Data entries
(begin)
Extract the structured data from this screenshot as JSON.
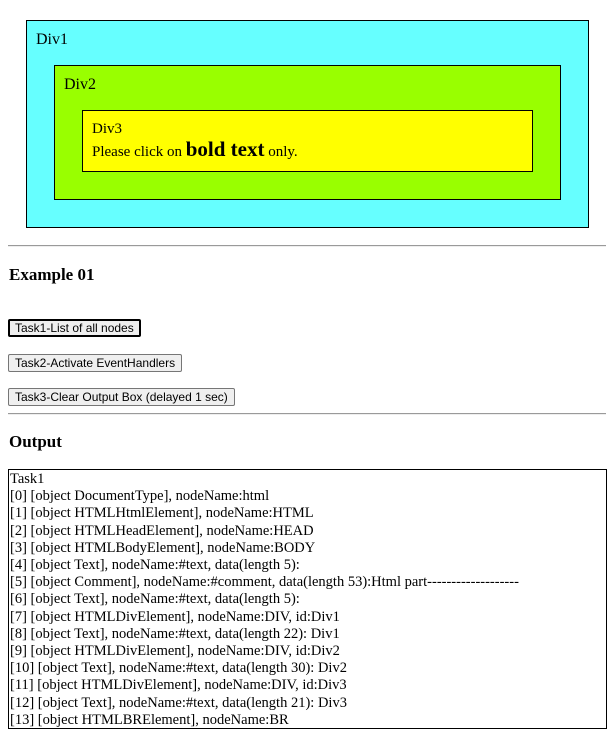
{
  "div1": {
    "label": "Div1"
  },
  "div2": {
    "label": "Div2"
  },
  "div3": {
    "label": "Div3",
    "text_before": "Please click on ",
    "bold_text": "bold text",
    "text_after": " only."
  },
  "example": {
    "heading": "Example 01"
  },
  "buttons": {
    "task1": "Task1-List of all nodes",
    "task2": "Task2-Activate EventHandlers",
    "task3": "Task3-Clear Output Box (delayed 1 sec)"
  },
  "output": {
    "heading": "Output",
    "lines": [
      "Task1",
      "[0] [object DocumentType], nodeName:html",
      "[1] [object HTMLHtmlElement], nodeName:HTML",
      "[2] [object HTMLHeadElement], nodeName:HEAD",
      "[3] [object HTMLBodyElement], nodeName:BODY",
      "[4] [object Text], nodeName:#text, data(length 5):",
      "[5] [object Comment], nodeName:#comment, data(length 53):Html part-------------------",
      "[6] [object Text], nodeName:#text, data(length 5):",
      "[7] [object HTMLDivElement], nodeName:DIV, id:Div1",
      "[8] [object Text], nodeName:#text, data(length 22): Div1",
      "[9] [object HTMLDivElement], nodeName:DIV, id:Div2",
      "[10] [object Text], nodeName:#text, data(length 30): Div2",
      "[11] [object HTMLDivElement], nodeName:DIV, id:Div3",
      "[12] [object Text], nodeName:#text, data(length 21): Div3",
      "[13] [object HTMLBRElement], nodeName:BR"
    ]
  }
}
(end)
Your copy of the data above should match it exactly, except that pictures are left out.

**REPLY:**
Extract the structured data from this screenshot as JSON.
{
  "div1": {
    "label": "Div1"
  },
  "div2": {
    "label": "Div2"
  },
  "div3": {
    "label": "Div3",
    "text_before": "Please click on ",
    "bold_text": "bold text",
    "text_after": " only."
  },
  "example": {
    "heading": "Example 01"
  },
  "buttons": {
    "task1": "Task1-List of all nodes",
    "task2": "Task2-Activate EventHandlers",
    "task3": "Task3-Clear Output Box (delayed 1 sec)"
  },
  "output": {
    "heading": "Output",
    "lines": [
      "Task1",
      "[0] [object DocumentType], nodeName:html",
      "[1] [object HTMLHtmlElement], nodeName:HTML",
      "[2] [object HTMLHeadElement], nodeName:HEAD",
      "[3] [object HTMLBodyElement], nodeName:BODY",
      "[4] [object Text], nodeName:#text, data(length 5):",
      "[5] [object Comment], nodeName:#comment, data(length 53):Html part-------------------",
      "[6] [object Text], nodeName:#text, data(length 5):",
      "[7] [object HTMLDivElement], nodeName:DIV, id:Div1",
      "[8] [object Text], nodeName:#text, data(length 22): Div1",
      "[9] [object HTMLDivElement], nodeName:DIV, id:Div2",
      "[10] [object Text], nodeName:#text, data(length 30): Div2",
      "[11] [object HTMLDivElement], nodeName:DIV, id:Div3",
      "[12] [object Text], nodeName:#text, data(length 21): Div3",
      "[13] [object HTMLBRElement], nodeName:BR"
    ]
  }
}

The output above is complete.